[Work to complete]
Take every line from the listing below that contains "JSON".

[Exercise input]
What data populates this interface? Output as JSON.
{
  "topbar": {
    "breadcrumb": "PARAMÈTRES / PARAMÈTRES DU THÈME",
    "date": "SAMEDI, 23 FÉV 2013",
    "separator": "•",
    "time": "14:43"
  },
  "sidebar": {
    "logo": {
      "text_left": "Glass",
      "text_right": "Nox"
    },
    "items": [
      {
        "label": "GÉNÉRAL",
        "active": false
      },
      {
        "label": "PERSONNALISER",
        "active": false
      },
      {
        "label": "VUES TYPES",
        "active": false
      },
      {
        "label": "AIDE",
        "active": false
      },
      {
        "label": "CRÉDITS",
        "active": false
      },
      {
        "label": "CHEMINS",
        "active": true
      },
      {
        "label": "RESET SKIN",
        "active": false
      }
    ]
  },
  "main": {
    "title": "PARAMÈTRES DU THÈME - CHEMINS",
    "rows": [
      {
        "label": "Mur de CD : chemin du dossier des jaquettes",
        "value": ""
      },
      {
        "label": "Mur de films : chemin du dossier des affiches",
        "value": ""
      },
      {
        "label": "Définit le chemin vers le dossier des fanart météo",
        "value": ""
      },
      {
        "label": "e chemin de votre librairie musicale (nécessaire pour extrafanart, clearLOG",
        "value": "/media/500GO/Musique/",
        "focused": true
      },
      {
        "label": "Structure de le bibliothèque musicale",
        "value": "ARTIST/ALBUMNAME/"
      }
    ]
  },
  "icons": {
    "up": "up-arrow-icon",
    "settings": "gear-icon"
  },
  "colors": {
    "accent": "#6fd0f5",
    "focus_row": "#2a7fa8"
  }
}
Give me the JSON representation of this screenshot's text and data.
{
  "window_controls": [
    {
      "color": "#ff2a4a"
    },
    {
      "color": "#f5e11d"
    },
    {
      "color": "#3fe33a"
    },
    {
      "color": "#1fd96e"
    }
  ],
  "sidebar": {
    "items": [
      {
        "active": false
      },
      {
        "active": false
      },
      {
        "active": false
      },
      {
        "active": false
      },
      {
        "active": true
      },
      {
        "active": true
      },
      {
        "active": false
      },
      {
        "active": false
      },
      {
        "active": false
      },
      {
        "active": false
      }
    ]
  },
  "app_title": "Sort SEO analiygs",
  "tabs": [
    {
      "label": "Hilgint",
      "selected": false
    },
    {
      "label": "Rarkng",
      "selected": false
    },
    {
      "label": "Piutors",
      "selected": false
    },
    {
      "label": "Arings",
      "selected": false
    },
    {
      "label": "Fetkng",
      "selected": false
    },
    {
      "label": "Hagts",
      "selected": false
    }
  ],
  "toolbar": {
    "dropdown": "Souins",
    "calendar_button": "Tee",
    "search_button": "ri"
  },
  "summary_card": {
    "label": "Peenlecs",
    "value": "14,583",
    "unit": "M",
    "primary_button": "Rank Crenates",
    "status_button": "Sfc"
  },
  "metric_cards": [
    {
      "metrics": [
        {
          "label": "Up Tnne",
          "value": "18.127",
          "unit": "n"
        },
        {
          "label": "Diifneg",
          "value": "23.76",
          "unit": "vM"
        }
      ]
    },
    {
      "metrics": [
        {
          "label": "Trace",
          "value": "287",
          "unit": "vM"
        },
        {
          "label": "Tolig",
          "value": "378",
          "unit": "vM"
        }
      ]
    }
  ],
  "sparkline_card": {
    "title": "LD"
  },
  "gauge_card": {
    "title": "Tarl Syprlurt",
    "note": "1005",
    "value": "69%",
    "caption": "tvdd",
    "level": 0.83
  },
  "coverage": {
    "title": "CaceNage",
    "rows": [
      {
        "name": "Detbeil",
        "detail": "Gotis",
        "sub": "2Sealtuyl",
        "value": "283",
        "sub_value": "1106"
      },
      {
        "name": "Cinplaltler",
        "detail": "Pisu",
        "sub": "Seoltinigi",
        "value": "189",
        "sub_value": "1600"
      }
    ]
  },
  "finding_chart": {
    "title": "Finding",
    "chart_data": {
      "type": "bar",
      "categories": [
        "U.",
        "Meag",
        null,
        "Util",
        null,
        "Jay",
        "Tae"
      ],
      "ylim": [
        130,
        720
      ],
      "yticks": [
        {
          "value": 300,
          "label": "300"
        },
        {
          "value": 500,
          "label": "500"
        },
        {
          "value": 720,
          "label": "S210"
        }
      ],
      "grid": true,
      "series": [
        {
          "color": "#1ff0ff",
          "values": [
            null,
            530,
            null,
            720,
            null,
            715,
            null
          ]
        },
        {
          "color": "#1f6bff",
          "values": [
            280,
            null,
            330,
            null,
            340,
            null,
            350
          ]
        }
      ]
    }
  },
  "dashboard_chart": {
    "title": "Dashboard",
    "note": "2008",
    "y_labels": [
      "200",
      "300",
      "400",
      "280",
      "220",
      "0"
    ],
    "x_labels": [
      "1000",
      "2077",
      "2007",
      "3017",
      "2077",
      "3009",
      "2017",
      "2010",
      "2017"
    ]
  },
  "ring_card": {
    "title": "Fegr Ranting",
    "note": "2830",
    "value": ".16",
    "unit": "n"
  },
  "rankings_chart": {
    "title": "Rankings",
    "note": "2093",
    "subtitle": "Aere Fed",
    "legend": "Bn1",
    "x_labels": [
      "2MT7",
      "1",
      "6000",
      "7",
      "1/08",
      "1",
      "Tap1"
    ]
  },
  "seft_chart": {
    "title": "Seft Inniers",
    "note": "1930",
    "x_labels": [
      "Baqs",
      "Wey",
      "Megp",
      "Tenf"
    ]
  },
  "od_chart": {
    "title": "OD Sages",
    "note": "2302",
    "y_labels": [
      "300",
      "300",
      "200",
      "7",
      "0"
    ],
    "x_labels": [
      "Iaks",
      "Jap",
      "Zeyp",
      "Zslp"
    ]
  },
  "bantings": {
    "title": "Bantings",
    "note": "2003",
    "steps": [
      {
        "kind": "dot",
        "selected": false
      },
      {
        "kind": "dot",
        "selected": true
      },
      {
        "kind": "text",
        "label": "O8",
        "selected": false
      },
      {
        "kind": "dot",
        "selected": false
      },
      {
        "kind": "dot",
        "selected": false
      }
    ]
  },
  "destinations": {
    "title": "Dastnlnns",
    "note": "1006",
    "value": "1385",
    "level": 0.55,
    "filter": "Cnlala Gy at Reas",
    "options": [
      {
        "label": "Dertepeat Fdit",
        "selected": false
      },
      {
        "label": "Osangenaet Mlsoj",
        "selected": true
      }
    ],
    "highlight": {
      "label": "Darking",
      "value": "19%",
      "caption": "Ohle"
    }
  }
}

[Response to this exercise]
What data populates this interface? Output as JSON.
Give me the JSON representation of this screenshot's text and data.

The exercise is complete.